Supplied data:
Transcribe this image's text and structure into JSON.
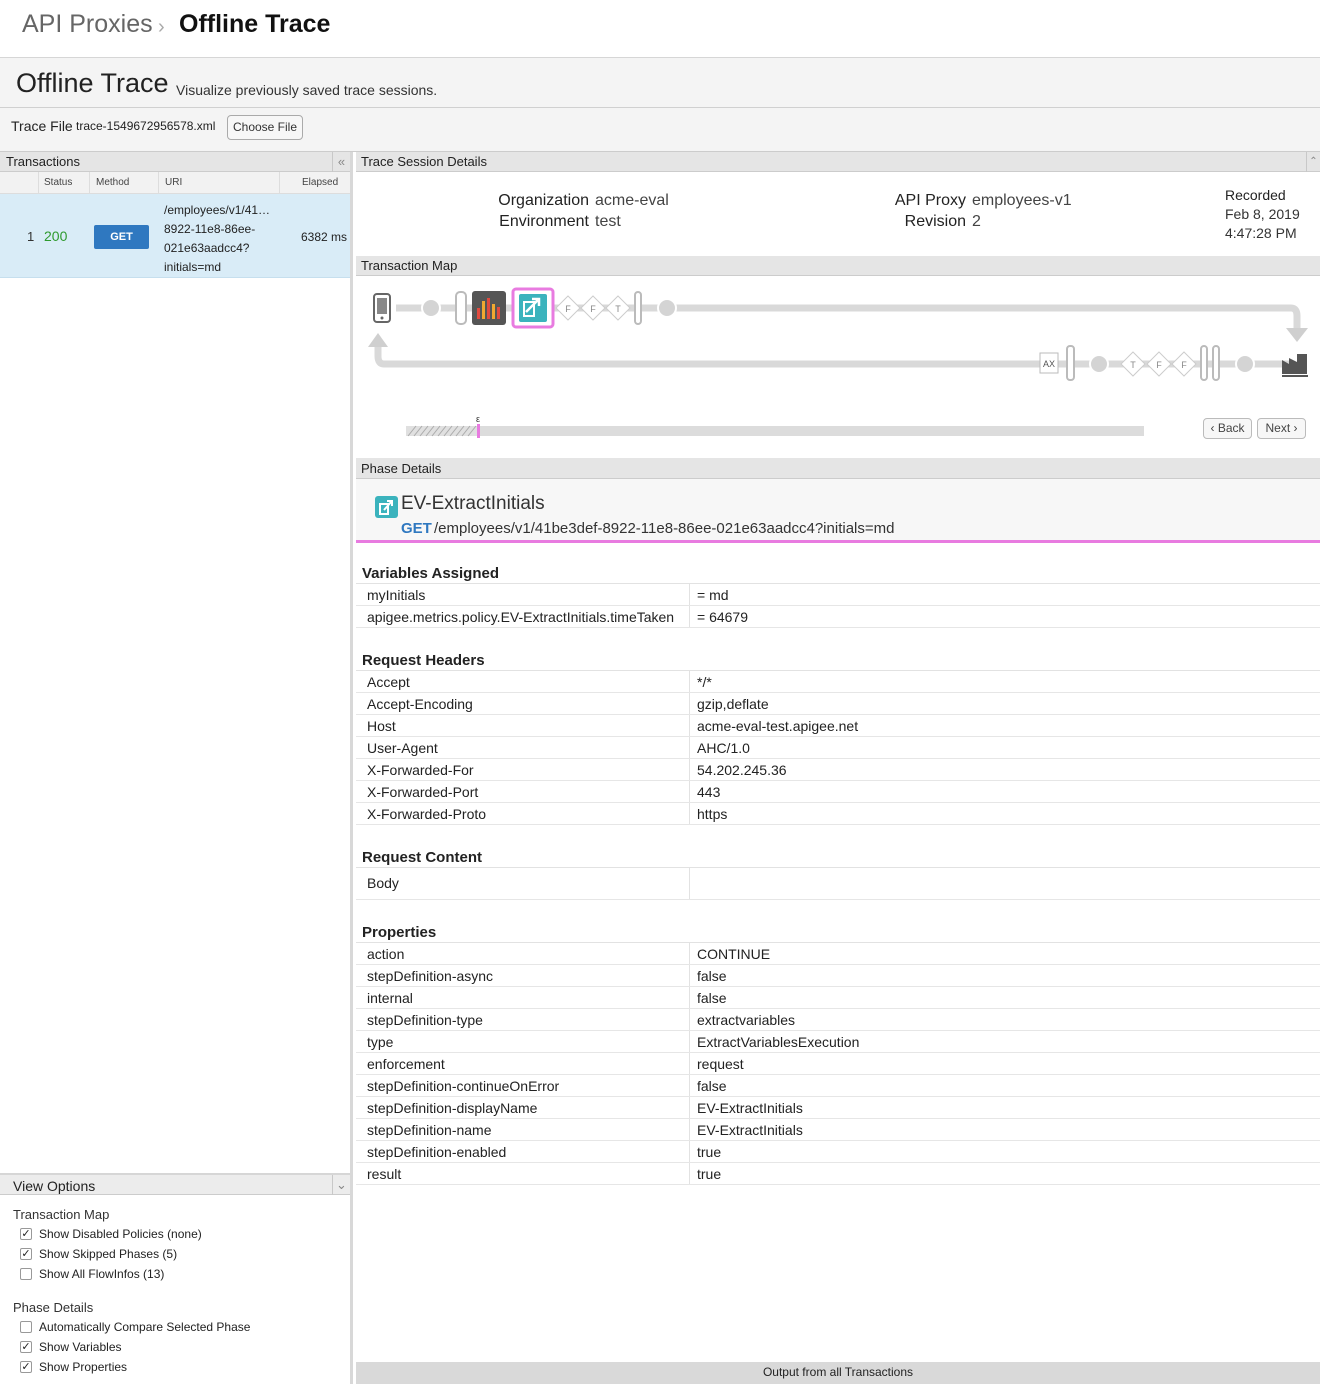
{
  "breadcrumb": {
    "parent": "API Proxies",
    "current": "Offline Trace"
  },
  "header": {
    "title": "Offline Trace",
    "subtitle": "Visualize previously saved trace sessions."
  },
  "trace_file": {
    "label": "Trace File",
    "filename": "trace-1549672956578.xml",
    "choose_label": "Choose File"
  },
  "transactions": {
    "title": "Transactions",
    "columns": {
      "status": "Status",
      "method": "Method",
      "uri": "URI",
      "elapsed": "Elapsed"
    },
    "rows": [
      {
        "num": "1",
        "status": "200",
        "method": "GET",
        "uri_lines": [
          "/employees/v1/41…",
          "8922-11e8-86ee-",
          "021e63aadcc4?",
          "initials=md"
        ],
        "elapsed": "6382 ms"
      }
    ]
  },
  "session": {
    "title": "Trace Session Details",
    "org_label": "Organization",
    "org_value": "acme-eval",
    "env_label": "Environment",
    "env_value": "test",
    "proxy_label": "API Proxy",
    "proxy_value": "employees-v1",
    "rev_label": "Revision",
    "rev_value": "2",
    "recorded_label": "Recorded",
    "recorded_date": "Feb 8, 2019",
    "recorded_time": "4:47:28 PM"
  },
  "transaction_map": {
    "title": "Transaction Map",
    "request_diamonds": [
      "F",
      "F",
      "T"
    ],
    "response_box": "AX",
    "response_diamonds": [
      "T",
      "F",
      "F"
    ],
    "timeline_marker": "ε",
    "back_label": "Back",
    "next_label": "Next"
  },
  "phase": {
    "title": "Phase Details",
    "policy_name": "EV-ExtractInitials",
    "verb": "GET",
    "path": "/employees/v1/41be3def-8922-11e8-86ee-021e63aadcc4?initials=md",
    "accent": "#e87be0"
  },
  "variables": {
    "title": "Variables Assigned",
    "rows": [
      {
        "k": "myInitials",
        "v": "= md"
      },
      {
        "k": "apigee.metrics.policy.EV-ExtractInitials.timeTaken",
        "v": "= 64679"
      }
    ]
  },
  "request_headers": {
    "title": "Request Headers",
    "rows": [
      {
        "k": "Accept",
        "v": "*/*"
      },
      {
        "k": "Accept-Encoding",
        "v": "gzip,deflate"
      },
      {
        "k": "Host",
        "v": "acme-eval-test.apigee.net"
      },
      {
        "k": "User-Agent",
        "v": "AHC/1.0"
      },
      {
        "k": "X-Forwarded-For",
        "v": "54.202.245.36"
      },
      {
        "k": "X-Forwarded-Port",
        "v": "443"
      },
      {
        "k": "X-Forwarded-Proto",
        "v": "https"
      }
    ]
  },
  "request_content": {
    "title": "Request Content",
    "rows": [
      {
        "k": "Body",
        "v": ""
      }
    ]
  },
  "properties": {
    "title": "Properties",
    "rows": [
      {
        "k": "action",
        "v": "CONTINUE"
      },
      {
        "k": "stepDefinition-async",
        "v": "false"
      },
      {
        "k": "internal",
        "v": "false"
      },
      {
        "k": "stepDefinition-type",
        "v": "extractvariables"
      },
      {
        "k": "type",
        "v": "ExtractVariablesExecution"
      },
      {
        "k": "enforcement",
        "v": "request"
      },
      {
        "k": "stepDefinition-continueOnError",
        "v": "false"
      },
      {
        "k": "stepDefinition-displayName",
        "v": "EV-ExtractInitials"
      },
      {
        "k": "stepDefinition-name",
        "v": "EV-ExtractInitials"
      },
      {
        "k": "stepDefinition-enabled",
        "v": "true"
      },
      {
        "k": "result",
        "v": "true"
      }
    ]
  },
  "view_options": {
    "title": "View Options",
    "map_group": "Transaction Map",
    "map_options": [
      {
        "label": "Show Disabled Policies (none)",
        "checked": true
      },
      {
        "label": "Show Skipped Phases (5)",
        "checked": true
      },
      {
        "label": "Show All FlowInfos (13)",
        "checked": false
      }
    ],
    "phase_group": "Phase Details",
    "phase_options": [
      {
        "label": "Automatically Compare Selected Phase",
        "checked": false
      },
      {
        "label": "Show Variables",
        "checked": true
      },
      {
        "label": "Show Properties",
        "checked": true
      }
    ]
  },
  "footer": {
    "output_label": "Output from all Transactions"
  }
}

Requirements: Give the material again exactly as it is, but keep the pictures out.

Answer below:
Transcribe this image's text and structure into JSON.
{
  "breadcrumb": {
    "parent": "API Proxies",
    "current": "Offline Trace"
  },
  "header": {
    "title": "Offline Trace",
    "subtitle": "Visualize previously saved trace sessions."
  },
  "trace_file": {
    "label": "Trace File",
    "filename": "trace-1549672956578.xml",
    "choose_label": "Choose File"
  },
  "transactions": {
    "title": "Transactions",
    "columns": {
      "status": "Status",
      "method": "Method",
      "uri": "URI",
      "elapsed": "Elapsed"
    },
    "rows": [
      {
        "num": "1",
        "status": "200",
        "method": "GET",
        "uri_lines": [
          "/employees/v1/41…",
          "8922-11e8-86ee-",
          "021e63aadcc4?",
          "initials=md"
        ],
        "elapsed": "6382 ms"
      }
    ]
  },
  "session": {
    "title": "Trace Session Details",
    "org_label": "Organization",
    "org_value": "acme-eval",
    "env_label": "Environment",
    "env_value": "test",
    "proxy_label": "API Proxy",
    "proxy_value": "employees-v1",
    "rev_label": "Revision",
    "rev_value": "2",
    "recorded_label": "Recorded",
    "recorded_date": "Feb 8, 2019",
    "recorded_time": "4:47:28 PM"
  },
  "transaction_map": {
    "title": "Transaction Map",
    "request_diamonds": [
      "F",
      "F",
      "T"
    ],
    "response_box": "AX",
    "response_diamonds": [
      "T",
      "F",
      "F"
    ],
    "timeline_marker": "ε",
    "back_label": "Back",
    "next_label": "Next"
  },
  "phase": {
    "title": "Phase Details",
    "policy_name": "EV-ExtractInitials",
    "verb": "GET",
    "path": "/employees/v1/41be3def-8922-11e8-86ee-021e63aadcc4?initials=md",
    "accent": "#e87be0"
  },
  "variables": {
    "title": "Variables Assigned",
    "rows": [
      {
        "k": "myInitials",
        "v": "= md"
      },
      {
        "k": "apigee.metrics.policy.EV-ExtractInitials.timeTaken",
        "v": "= 64679"
      }
    ]
  },
  "request_headers": {
    "title": "Request Headers",
    "rows": [
      {
        "k": "Accept",
        "v": "*/*"
      },
      {
        "k": "Accept-Encoding",
        "v": "gzip,deflate"
      },
      {
        "k": "Host",
        "v": "acme-eval-test.apigee.net"
      },
      {
        "k": "User-Agent",
        "v": "AHC/1.0"
      },
      {
        "k": "X-Forwarded-For",
        "v": "54.202.245.36"
      },
      {
        "k": "X-Forwarded-Port",
        "v": "443"
      },
      {
        "k": "X-Forwarded-Proto",
        "v": "https"
      }
    ]
  },
  "request_content": {
    "title": "Request Content",
    "rows": [
      {
        "k": "Body",
        "v": ""
      }
    ]
  },
  "properties": {
    "title": "Properties",
    "rows": [
      {
        "k": "action",
        "v": "CONTINUE"
      },
      {
        "k": "stepDefinition-async",
        "v": "false"
      },
      {
        "k": "internal",
        "v": "false"
      },
      {
        "k": "stepDefinition-type",
        "v": "extractvariables"
      },
      {
        "k": "type",
        "v": "ExtractVariablesExecution"
      },
      {
        "k": "enforcement",
        "v": "request"
      },
      {
        "k": "stepDefinition-continueOnError",
        "v": "false"
      },
      {
        "k": "stepDefinition-displayName",
        "v": "EV-ExtractInitials"
      },
      {
        "k": "stepDefinition-name",
        "v": "EV-ExtractInitials"
      },
      {
        "k": "stepDefinition-enabled",
        "v": "true"
      },
      {
        "k": "result",
        "v": "true"
      }
    ]
  },
  "view_options": {
    "title": "View Options",
    "map_group": "Transaction Map",
    "map_options": [
      {
        "label": "Show Disabled Policies (none)",
        "checked": true
      },
      {
        "label": "Show Skipped Phases (5)",
        "checked": true
      },
      {
        "label": "Show All FlowInfos (13)",
        "checked": false
      }
    ],
    "phase_group": "Phase Details",
    "phase_options": [
      {
        "label": "Automatically Compare Selected Phase",
        "checked": false
      },
      {
        "label": "Show Variables",
        "checked": true
      },
      {
        "label": "Show Properties",
        "checked": true
      }
    ]
  },
  "footer": {
    "output_label": "Output from all Transactions"
  }
}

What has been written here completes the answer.